Record list |
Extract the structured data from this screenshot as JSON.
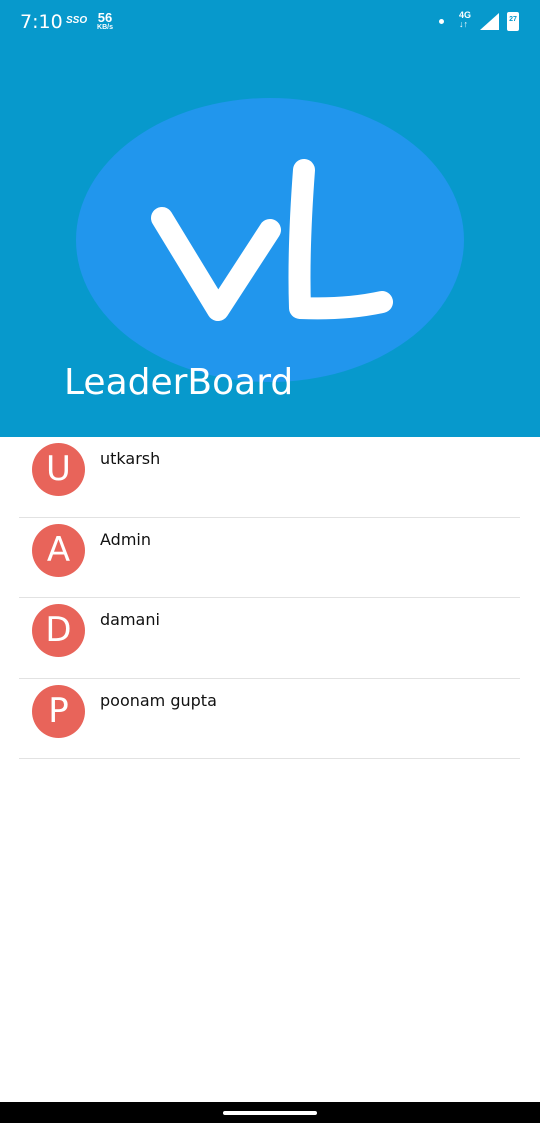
{
  "status_bar": {
    "time": "7:10",
    "sso": "SSO",
    "speed_value": "56",
    "speed_unit": "KB/s",
    "network": "4G",
    "battery": "27"
  },
  "header": {
    "logo_text": "vL",
    "title": "LeaderBoard",
    "background_color": "#0799cc",
    "logo_color": "#2196ed"
  },
  "leaderboard": {
    "items": [
      {
        "initial": "U",
        "name": "utkarsh"
      },
      {
        "initial": "A",
        "name": "Admin"
      },
      {
        "initial": "D",
        "name": "damani"
      },
      {
        "initial": "P",
        "name": "poonam gupta"
      }
    ],
    "avatar_color": "#e8645a"
  }
}
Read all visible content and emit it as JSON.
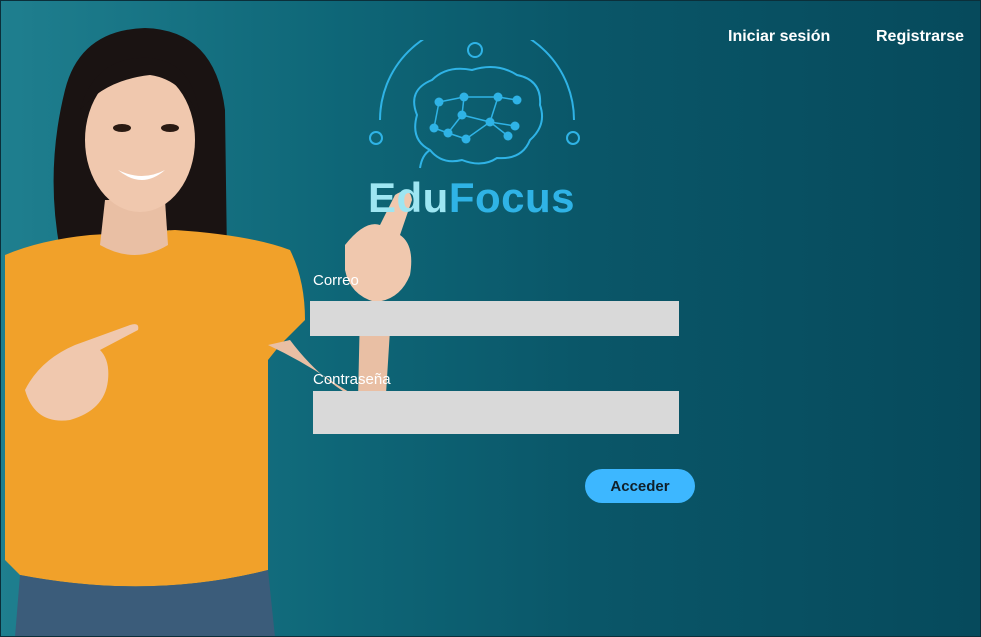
{
  "nav": {
    "login_label": "Iniciar sesión",
    "register_label": "Registrarse"
  },
  "logo": {
    "text_part1": "Edu",
    "text_part2": "Focus",
    "icon": "brain-network-icon"
  },
  "form": {
    "email_label": "Correo",
    "email_value": "",
    "password_label": "Contraseña",
    "password_value": "",
    "submit_label": "Acceder"
  },
  "colors": {
    "background": "#0a5668",
    "accent": "#3db7ff",
    "field": "#d9d9d9",
    "logo_light": "#9ee6f2",
    "logo_blue": "#2fb3e6"
  }
}
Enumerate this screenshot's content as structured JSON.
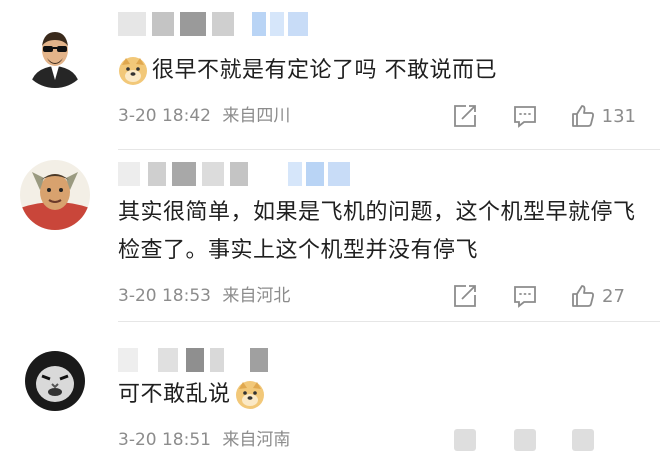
{
  "comments": [
    {
      "text": "很早不就是有定论了吗 不敢说而已",
      "date": "3-20 18:42",
      "location": "来自四川",
      "likes": "131",
      "has_emoji_prefix": true,
      "avatar_icon": "man-sunglasses-avatar-icon"
    },
    {
      "text": "其实很简单，如果是飞机的问题，这个机型早就停飞检查了。事实上这个机型并没有停飞",
      "date": "3-20 18:53",
      "location": "来自河北",
      "likes": "27",
      "avatar_icon": "cartoon-face-avatar-icon"
    },
    {
      "text": "可不敢乱说",
      "date": "3-20 18:51",
      "location": "来自河南",
      "likes": "",
      "has_emoji_suffix": true,
      "avatar_icon": "meme-face-avatar-icon"
    }
  ],
  "colors": {
    "text": "#1f1f1f",
    "meta": "#8c8c8c",
    "divider": "#e6e6e6",
    "blur_blue": "#b9d4f5",
    "blur_gray": "#9a9a9a"
  }
}
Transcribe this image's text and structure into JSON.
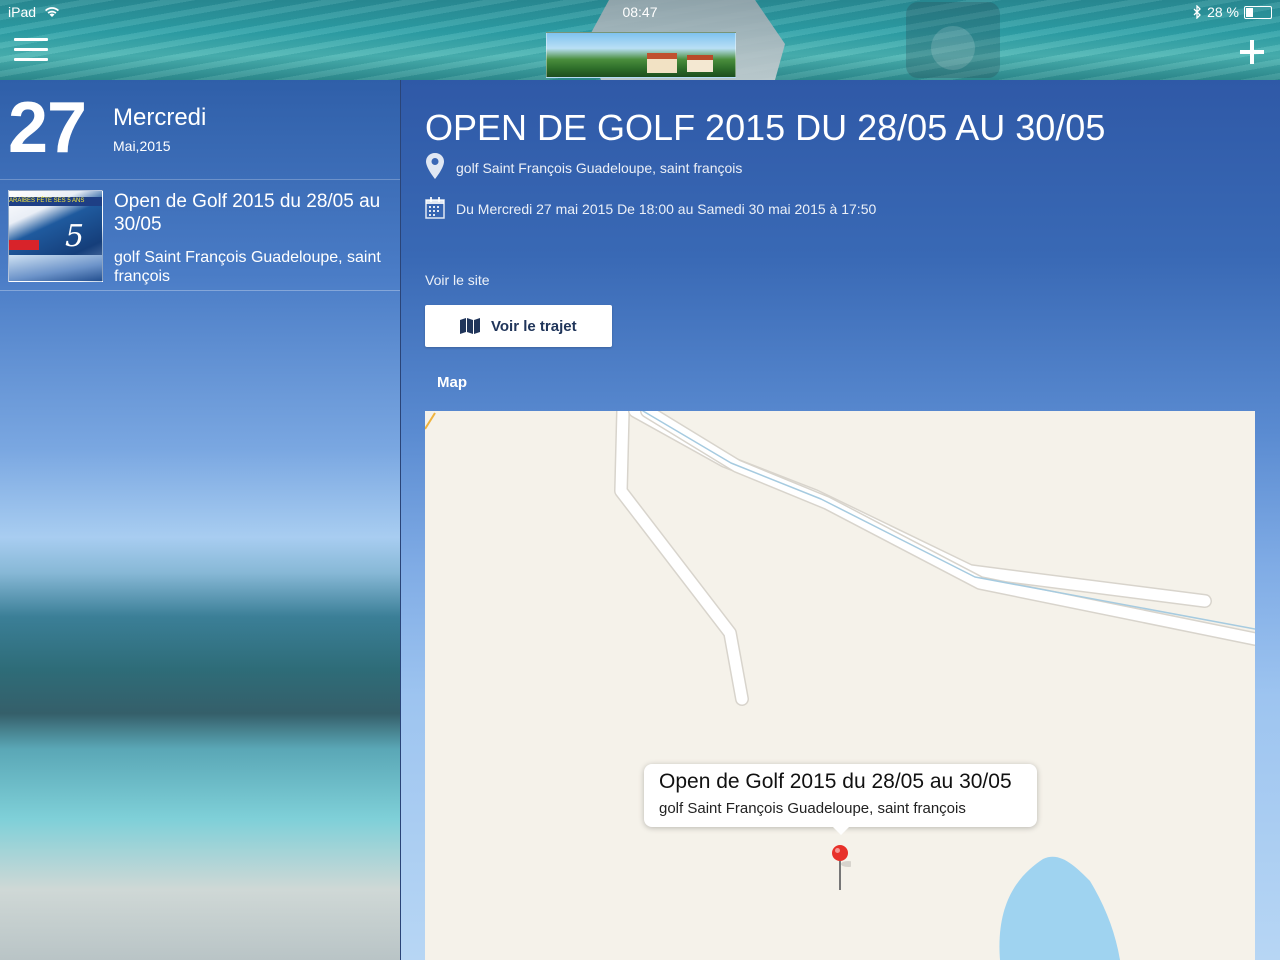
{
  "status_bar": {
    "carrier": "iPad",
    "time": "08:47",
    "battery": "28 %",
    "battery_level": 0.28
  },
  "header": {
    "menu_icon": "hamburger-menu-icon",
    "add_icon": "plus-icon"
  },
  "day_header": {
    "day_number": "27",
    "weekday": "Mercredi",
    "month_year": "Mai,2015"
  },
  "events": [
    {
      "title": "Open de Golf 2015 du 28/05 au 30/05",
      "place": "golf Saint François Guadeloupe, saint françois",
      "thumb_band": "ARAÏBES FÊTE SES 5 ANS"
    }
  ],
  "detail": {
    "title": "OPEN DE GOLF 2015 DU 28/05 AU 30/05",
    "location": "golf Saint François Guadeloupe, saint françois",
    "date_range": "Du Mercredi 27 mai 2015 De 18:00 au Samedi 30 mai 2015 à 17:50",
    "site_link": "Voir le site",
    "route_button": "Voir le trajet",
    "map_label": "Map"
  },
  "map_callout": {
    "title": "Open de Golf 2015 du 28/05 au 30/05",
    "subtitle": "golf Saint François Guadeloupe, saint françois"
  },
  "colors": {
    "pin": "#e8312a",
    "water": "#9fd3f0",
    "road": "#ffffff",
    "map_land": "#f5f2ea"
  }
}
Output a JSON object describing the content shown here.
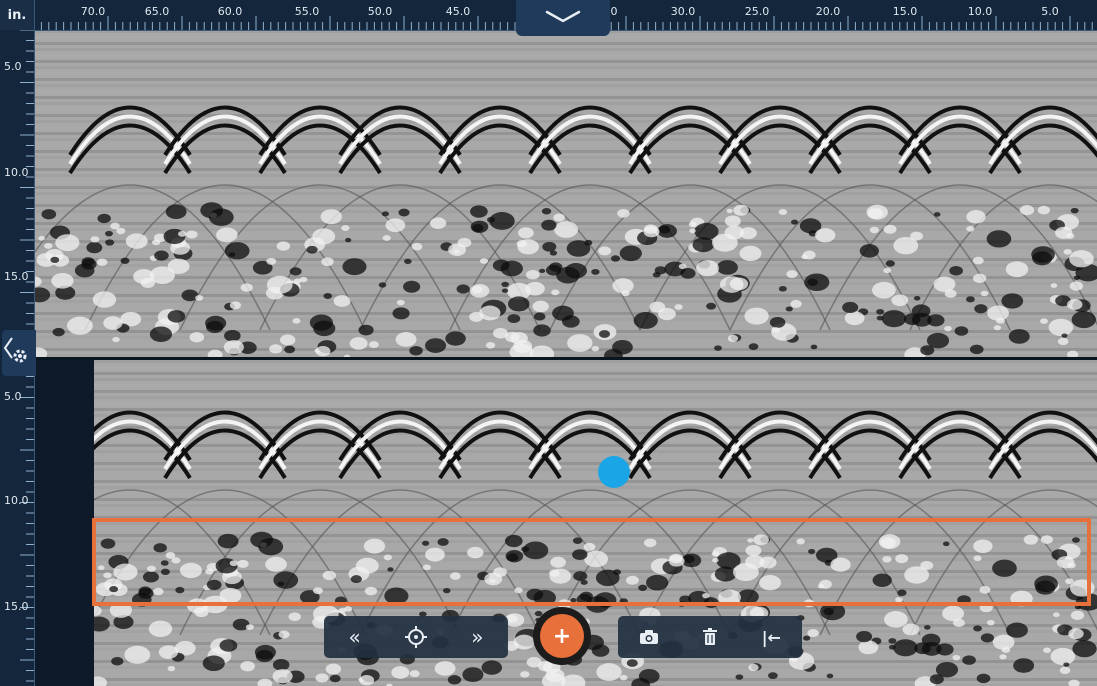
{
  "ruler": {
    "unit": "in.",
    "horizontal_ticks": [
      "70.0",
      "65.0",
      "60.0",
      "55.0",
      "50.0",
      "45.0",
      "0",
      "30.0",
      "25.0",
      "20.0",
      "15.0",
      "10.0",
      "5.0"
    ],
    "top_depth_ticks": [
      "5.0",
      "10.0",
      "15.0"
    ],
    "bottom_depth_ticks": [
      "5.0",
      "10.0",
      "15.0"
    ]
  },
  "controls": {
    "collapse_icon": "chevron-down-icon",
    "settings_icon": "gear-icon",
    "add_label": "+",
    "nav_buttons": [
      {
        "name": "rewind-button",
        "icon": "double-chevron-left-icon",
        "glyph": "«"
      },
      {
        "name": "center-button",
        "icon": "crosshair-icon",
        "glyph": "⊕"
      },
      {
        "name": "forward-button",
        "icon": "double-chevron-right-icon",
        "glyph": "»"
      }
    ],
    "edit_buttons": [
      {
        "name": "camera-button",
        "icon": "camera-icon"
      },
      {
        "name": "delete-button",
        "icon": "trash-icon"
      },
      {
        "name": "jump-start-button",
        "icon": "jump-to-start-icon",
        "glyph": "|←"
      }
    ]
  },
  "colors": {
    "accent": "#e8703a",
    "marker": "#1aa6e6",
    "panel": "#14263b"
  }
}
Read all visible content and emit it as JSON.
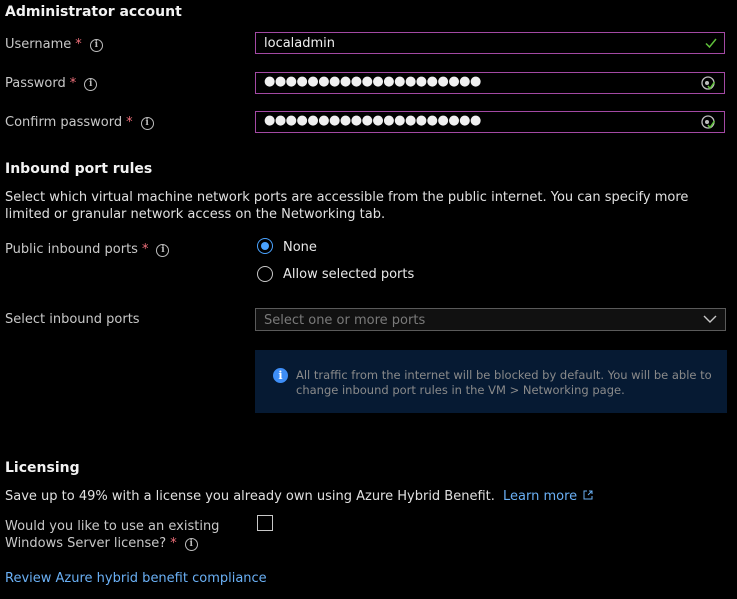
{
  "admin": {
    "heading": "Administrator account",
    "username_label": "Username",
    "username_value": "localadmin",
    "password_label": "Password",
    "password_mask": "●●●●●●●●●●●●●●●●●●●●",
    "confirm_label": "Confirm password",
    "confirm_mask": "●●●●●●●●●●●●●●●●●●●●",
    "required_mark": "*",
    "info_glyph": "i"
  },
  "inbound": {
    "heading": "Inbound port rules",
    "description": "Select which virtual machine network ports are accessible from the public internet. You can specify more limited or granular network access on the Networking tab.",
    "public_label": "Public inbound ports",
    "options": [
      "None",
      "Allow selected ports"
    ],
    "selected_option": "None",
    "select_label": "Select inbound ports",
    "select_placeholder": "Select one or more ports",
    "info_message": "All traffic from the internet will be blocked by default. You will be able to change inbound port rules in the VM > Networking page."
  },
  "licensing": {
    "heading": "Licensing",
    "description": "Save up to 49% with a license you already own using Azure Hybrid Benefit.",
    "learn_more": "Learn more",
    "question_line1": "Would you like to use an existing",
    "question_line2": "Windows Server license?",
    "review_link": "Review Azure hybrid benefit compliance"
  },
  "colors": {
    "accent": "#4aa3ff",
    "required": "#f1707b",
    "field_border_valid": "#a349a4",
    "valid_check": "#5fbf3a",
    "info_box_bg": "#061a33"
  },
  "icons": [
    "info-icon",
    "checkmark-icon",
    "password-reveal-icon",
    "chevron-down-icon",
    "external-link-icon"
  ]
}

The exercise |
Write out all the entries again, word for word, and print no images.

Task solution |
Extract the structured data from this screenshot as JSON.
{
  "status_bar": {
    "time": "7:10",
    "sso": "SSO",
    "speed_value": "56",
    "speed_unit": "KB/s",
    "network": "4G",
    "battery": "27"
  },
  "header": {
    "logo_text": "vL",
    "title": "LeaderBoard",
    "background_color": "#0799cc",
    "logo_color": "#2196ed"
  },
  "leaderboard": {
    "items": [
      {
        "initial": "U",
        "name": "utkarsh"
      },
      {
        "initial": "A",
        "name": "Admin"
      },
      {
        "initial": "D",
        "name": "damani"
      },
      {
        "initial": "P",
        "name": "poonam gupta"
      }
    ],
    "avatar_color": "#e8645a"
  }
}
Read all visible content and emit it as JSON.
{
  "nav": {
    "login_label": "Iniciar sesión",
    "register_label": "Registrarse"
  },
  "logo": {
    "text_part1": "Edu",
    "text_part2": "Focus",
    "icon": "brain-network-icon"
  },
  "form": {
    "email_label": "Correo",
    "email_value": "",
    "password_label": "Contraseña",
    "password_value": "",
    "submit_label": "Acceder"
  },
  "colors": {
    "background": "#0a5668",
    "accent": "#3db7ff",
    "field": "#d9d9d9",
    "logo_light": "#9ee6f2",
    "logo_blue": "#2fb3e6"
  }
}
Enumerate this screenshot's content as structured JSON.
{
  "comments": [
    {
      "text": "很早不就是有定论了吗 不敢说而已",
      "date": "3-20 18:42",
      "location": "来自四川",
      "likes": "131",
      "has_emoji_prefix": true,
      "avatar_icon": "man-sunglasses-avatar-icon"
    },
    {
      "text": "其实很简单，如果是飞机的问题，这个机型早就停飞检查了。事实上这个机型并没有停飞",
      "date": "3-20 18:53",
      "location": "来自河北",
      "likes": "27",
      "avatar_icon": "cartoon-face-avatar-icon"
    },
    {
      "text": "可不敢乱说",
      "date": "3-20 18:51",
      "location": "来自河南",
      "likes": "",
      "has_emoji_suffix": true,
      "avatar_icon": "meme-face-avatar-icon"
    }
  ],
  "colors": {
    "text": "#1f1f1f",
    "meta": "#8c8c8c",
    "divider": "#e6e6e6",
    "blur_blue": "#b9d4f5",
    "blur_gray": "#9a9a9a"
  }
}
Transcribe this image's text and structure into JSON.
{
  "status_bar": {
    "carrier": "iPad",
    "time": "08:47",
    "battery": "28 %",
    "battery_level": 0.28
  },
  "header": {
    "menu_icon": "hamburger-menu-icon",
    "add_icon": "plus-icon"
  },
  "day_header": {
    "day_number": "27",
    "weekday": "Mercredi",
    "month_year": "Mai,2015"
  },
  "events": [
    {
      "title": "Open de Golf 2015 du 28/05 au 30/05",
      "place": "golf Saint François Guadeloupe, saint françois",
      "thumb_band": "ARAÏBES FÊTE SES 5 ANS"
    }
  ],
  "detail": {
    "title": "OPEN DE GOLF 2015 DU 28/05 AU 30/05",
    "location": "golf Saint François Guadeloupe, saint françois",
    "date_range": "Du Mercredi 27 mai 2015 De 18:00 au Samedi 30 mai 2015 à 17:50",
    "site_link": "Voir le site",
    "route_button": "Voir le trajet",
    "map_label": "Map"
  },
  "map_callout": {
    "title": "Open de Golf 2015 du 28/05 au 30/05",
    "subtitle": "golf Saint François Guadeloupe, saint françois"
  },
  "colors": {
    "pin": "#e8312a",
    "water": "#9fd3f0",
    "road": "#ffffff",
    "map_land": "#f5f2ea"
  }
}
Output a JSON object describing the content shown here.
{
  "ruler": {
    "unit": "in.",
    "horizontal_ticks": [
      "70.0",
      "65.0",
      "60.0",
      "55.0",
      "50.0",
      "45.0",
      "0",
      "30.0",
      "25.0",
      "20.0",
      "15.0",
      "10.0",
      "5.0"
    ],
    "top_depth_ticks": [
      "5.0",
      "10.0",
      "15.0"
    ],
    "bottom_depth_ticks": [
      "5.0",
      "10.0",
      "15.0"
    ]
  },
  "controls": {
    "collapse_icon": "chevron-down-icon",
    "settings_icon": "gear-icon",
    "add_label": "+",
    "nav_buttons": [
      {
        "name": "rewind-button",
        "icon": "double-chevron-left-icon",
        "glyph": "«"
      },
      {
        "name": "center-button",
        "icon": "crosshair-icon",
        "glyph": "⊕"
      },
      {
        "name": "forward-button",
        "icon": "double-chevron-right-icon",
        "glyph": "»"
      }
    ],
    "edit_buttons": [
      {
        "name": "camera-button",
        "icon": "camera-icon"
      },
      {
        "name": "delete-button",
        "icon": "trash-icon"
      },
      {
        "name": "jump-start-button",
        "icon": "jump-to-start-icon",
        "glyph": "|←"
      }
    ]
  },
  "colors": {
    "accent": "#e8703a",
    "marker": "#1aa6e6",
    "panel": "#14263b"
  }
}
Read all visible content and emit it as JSON.
{
  "admin": {
    "heading": "Administrator account",
    "username_label": "Username",
    "username_value": "localadmin",
    "password_label": "Password",
    "password_mask": "●●●●●●●●●●●●●●●●●●●●",
    "confirm_label": "Confirm password",
    "confirm_mask": "●●●●●●●●●●●●●●●●●●●●",
    "required_mark": "*",
    "info_glyph": "i"
  },
  "inbound": {
    "heading": "Inbound port rules",
    "description": "Select which virtual machine network ports are accessible from the public internet. You can specify more limited or granular network access on the Networking tab.",
    "public_label": "Public inbound ports",
    "options": [
      "None",
      "Allow selected ports"
    ],
    "selected_option": "None",
    "select_label": "Select inbound ports",
    "select_placeholder": "Select one or more ports",
    "info_message": "All traffic from the internet will be blocked by default. You will be able to change inbound port rules in the VM > Networking page."
  },
  "licensing": {
    "heading": "Licensing",
    "description": "Save up to 49% with a license you already own using Azure Hybrid Benefit.",
    "learn_more": "Learn more",
    "question_line1": "Would you like to use an existing",
    "question_line2": "Windows Server license?",
    "review_link": "Review Azure hybrid benefit compliance"
  },
  "colors": {
    "accent": "#4aa3ff",
    "required": "#f1707b",
    "field_border_valid": "#a349a4",
    "valid_check": "#5fbf3a",
    "info_box_bg": "#061a33"
  },
  "icons": [
    "info-icon",
    "checkmark-icon",
    "password-reveal-icon",
    "chevron-down-icon",
    "external-link-icon"
  ]
}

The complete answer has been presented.